- [Directions]
Nothing but the data itself, reproduced exactly, is the expected answer.

Dataset rows of page text
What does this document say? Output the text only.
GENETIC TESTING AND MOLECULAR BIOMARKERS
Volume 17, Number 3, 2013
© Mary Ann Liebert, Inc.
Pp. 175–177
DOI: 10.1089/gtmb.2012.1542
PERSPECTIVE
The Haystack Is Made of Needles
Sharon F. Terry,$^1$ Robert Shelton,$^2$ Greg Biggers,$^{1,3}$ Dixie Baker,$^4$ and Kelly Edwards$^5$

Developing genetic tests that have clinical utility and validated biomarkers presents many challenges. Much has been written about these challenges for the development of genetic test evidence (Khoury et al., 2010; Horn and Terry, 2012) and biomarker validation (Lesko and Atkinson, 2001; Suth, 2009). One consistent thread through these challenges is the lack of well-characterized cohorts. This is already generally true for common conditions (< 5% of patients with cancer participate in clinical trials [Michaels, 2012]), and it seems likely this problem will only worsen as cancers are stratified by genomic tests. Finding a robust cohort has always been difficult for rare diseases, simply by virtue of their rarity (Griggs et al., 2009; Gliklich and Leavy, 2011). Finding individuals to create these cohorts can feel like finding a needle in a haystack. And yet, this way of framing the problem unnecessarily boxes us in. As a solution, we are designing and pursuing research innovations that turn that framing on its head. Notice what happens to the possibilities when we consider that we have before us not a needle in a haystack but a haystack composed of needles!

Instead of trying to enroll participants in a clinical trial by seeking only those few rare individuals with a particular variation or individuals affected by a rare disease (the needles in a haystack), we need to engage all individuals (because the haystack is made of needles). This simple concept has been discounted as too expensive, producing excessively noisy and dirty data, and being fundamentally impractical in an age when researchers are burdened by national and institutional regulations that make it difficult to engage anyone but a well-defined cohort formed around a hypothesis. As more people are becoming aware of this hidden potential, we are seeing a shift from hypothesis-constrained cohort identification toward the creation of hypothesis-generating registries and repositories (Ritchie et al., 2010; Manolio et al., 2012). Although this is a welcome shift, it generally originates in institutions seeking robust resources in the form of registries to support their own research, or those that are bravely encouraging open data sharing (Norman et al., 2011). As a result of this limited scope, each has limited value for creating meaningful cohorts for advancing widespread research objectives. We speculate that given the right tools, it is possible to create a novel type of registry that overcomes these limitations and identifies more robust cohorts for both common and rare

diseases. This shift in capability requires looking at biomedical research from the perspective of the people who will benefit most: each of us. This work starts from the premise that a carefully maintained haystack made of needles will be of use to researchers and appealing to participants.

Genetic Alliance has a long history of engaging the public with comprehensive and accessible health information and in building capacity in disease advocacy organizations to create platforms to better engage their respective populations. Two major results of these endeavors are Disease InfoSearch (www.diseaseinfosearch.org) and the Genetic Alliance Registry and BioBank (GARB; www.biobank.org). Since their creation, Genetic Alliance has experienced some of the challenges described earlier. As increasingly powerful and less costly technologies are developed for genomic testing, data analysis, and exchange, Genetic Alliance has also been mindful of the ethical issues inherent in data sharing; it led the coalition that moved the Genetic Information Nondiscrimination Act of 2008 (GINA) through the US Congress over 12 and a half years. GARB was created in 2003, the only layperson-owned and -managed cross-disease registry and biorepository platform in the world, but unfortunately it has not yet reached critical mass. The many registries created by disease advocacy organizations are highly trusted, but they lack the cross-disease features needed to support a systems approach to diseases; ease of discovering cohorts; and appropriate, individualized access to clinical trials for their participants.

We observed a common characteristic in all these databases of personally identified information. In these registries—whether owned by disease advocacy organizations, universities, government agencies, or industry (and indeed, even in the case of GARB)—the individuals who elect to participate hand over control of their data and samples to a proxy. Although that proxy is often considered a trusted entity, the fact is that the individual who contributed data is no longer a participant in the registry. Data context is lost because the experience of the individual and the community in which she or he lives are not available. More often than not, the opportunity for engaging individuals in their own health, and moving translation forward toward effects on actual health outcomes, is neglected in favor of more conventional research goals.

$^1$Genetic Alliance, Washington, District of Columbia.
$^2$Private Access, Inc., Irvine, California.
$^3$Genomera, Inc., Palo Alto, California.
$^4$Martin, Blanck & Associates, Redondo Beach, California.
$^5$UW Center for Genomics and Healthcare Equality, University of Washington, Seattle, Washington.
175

- [Final answer]
What does this document say? Output the text only.
GENETIC TESTING AND MOLECULAR BIOMARKERS
Volume 17, Number 3, 2013
© Mary Ann Liebert, Inc.
Pp. 175–177
DOI: 10.1089/gtmb.2012.1542
PERSPECTIVE
The Haystack Is Made of Needles
Sharon F. Terry,$^1$ Robert Shelton,$^2$ Greg Biggers,$^{1,3}$ Dixie Baker,$^4$ and Kelly Edwards$^5$

Developing genetic tests that have clinical utility and validated biomarkers presents many challenges. Much has been written about these challenges for the development of genetic test evidence (Khoury et al., 2010; Horn and Terry, 2012) and biomarker validation (Lesko and Atkinson, 2001; Suth, 2009). One consistent thread through these challenges is the lack of well-characterized cohorts. This is already generally true for common conditions (< 5% of patients with cancer participate in clinical trials [Michaels, 2012]), and it seems likely this problem will only worsen as cancers are stratified by genomic tests. Finding a robust cohort has always been difficult for rare diseases, simply by virtue of their rarity (Griggs et al., 2009; Gliklich and Leavy, 2011). Finding individuals to create these cohorts can feel like finding a needle in a haystack. And yet, this way of framing the problem unnecessarily boxes us in. As a solution, we are designing and pursuing research innovations that turn that framing on its head. Notice what happens to the possibilities when we consider that we have before us not a needle in a haystack but a haystack composed of needles!

Instead of trying to enroll participants in a clinical trial by seeking only those few rare individuals with a particular variation or individuals affected by a rare disease (the needles in a haystack), we need to engage all individuals (because the haystack is made of needles). This simple concept has been discounted as too expensive, producing excessively noisy and dirty data, and being fundamentally impractical in an age when researchers are burdened by national and institutional regulations that make it difficult to engage anyone but a well-defined cohort formed around a hypothesis. As more people are becoming aware of this hidden potential, we are seeing a shift from hypothesis-constrained cohort identification toward the creation of hypothesis-generating registries and repositories (Ritchie et al., 2010; Manolio et al., 2012). Although this is a welcome shift, it generally originates in institutions seeking robust resources in the form of registries to support their own research, or those that are bravely encouraging open data sharing (Norman et al., 2011). As a result of this limited scope, each has limited value for creating meaningful cohorts for advancing widespread research objectives. We speculate that given the right tools, it is possible to create a novel type of registry that overcomes these limitations and identifies more robust cohorts for both common and rare

diseases. This shift in capability requires looking at biomedical research from the perspective of the people who will benefit most: each of us. This work starts from the premise that a carefully maintained haystack made of needles will be of use to researchers and appealing to participants.

Genetic Alliance has a long history of engaging the public with comprehensive and accessible health information and in building capacity in disease advocacy organizations to create platforms to better engage their respective populations. Two major results of these endeavors are Disease InfoSearch (www.diseaseinfosearch.org) and the Genetic Alliance Registry and BioBank (GARB; www.biobank.org). Since their creation, Genetic Alliance has experienced some of the challenges described earlier. As increasingly powerful and less costly technologies are developed for genomic testing, data analysis, and exchange, Genetic Alliance has also been mindful of the ethical issues inherent in data sharing; it led the coalition that moved the Genetic Information Nondiscrimination Act of 2008 (GINA) through the US Congress over 12 and a half years. GARB was created in 2003, the only layperson-owned and -managed cross-disease registry and biorepository platform in the world, but unfortunately it has not yet reached critical mass. The many registries created by disease advocacy organizations are highly trusted, but they lack the cross-disease features needed to support a systems approach to diseases; ease of discovering cohorts; and appropriate, individualized access to clinical trials for their participants.

We observed a common characteristic in all these databases of personally identified information. In these registries—whether owned by disease advocacy organizations, universities, government agencies, or industry (and indeed, even in the case of GARB)—the individuals who elect to participate hand over control of their data and samples to a proxy. Although that proxy is often considered a trusted entity, the fact is that the individual who contributed data is no longer a participant in the registry. Data context is lost because the experience of the individual and the community in which she or he lives are not available. More often than not, the opportunity for engaging individuals in their own health, and moving translation forward toward effects on actual health outcomes, is neglected in favor of more conventional research goals.

$^1$Genetic Alliance, Washington, District of Columbia.
$^2$Private Access, Inc., Irvine, California.
$^3$Genomera, Inc., Palo Alto, California.
$^4$Martin, Blanck & Associates, Redondo Beach, California.
$^5$UW Center for Genomics and Healthcare Equality, University of Washington, Seattle, Washington.
175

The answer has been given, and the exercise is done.